▸ Short exercise: Word for word, give the material below again, minus any images.

* Begin Data excerpts *

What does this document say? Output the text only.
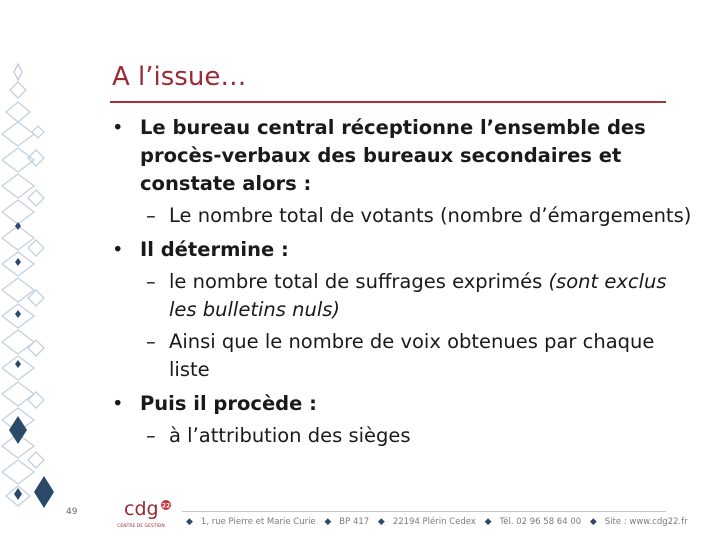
A l’issue…
• Le bureau central réceptionne l’ensemble des procès-verbaux des bureaux secondaires et constate alors :
– Le nombre total de votants (nombre d’émargements)
• Il détermine :
– le nombre total de suffrages exprimés (sont exclus les bulletins nuls)
– Ainsi que le nombre de voix obtenues par chaque liste
• Puis il procède :
– à l’attribution des sièges
49 cdg 22
CENTRE DE GESTION ◆ 1, rue Pierre et Marie Curie ◆ BP 417 ◆ 22194 Plérin Cedex ◆ Tél. 02 96 58 64 00 ◆ Site : www.cdg22.fr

* End Data excerpts *

▸ The reply:
What does this document say? Output the text only.
A l’issue…
• Le bureau central réceptionne l’ensemble des procès-verbaux des bureaux secondaires et constate alors :
– Le nombre total de votants (nombre d’émargements)
• Il détermine :
– le nombre total de suffrages exprimés (sont exclus les bulletins nuls)
– Ainsi que le nombre de voix obtenues par chaque liste
• Puis il procède :
– à l’attribution des sièges
49 cdg 22
CENTRE DE GESTION ◆ 1, rue Pierre et Marie Curie ◆ BP 417 ◆ 22194 Plérin Cedex ◆ Tél. 02 96 58 64 00 ◆ Site : www.cdg22.fr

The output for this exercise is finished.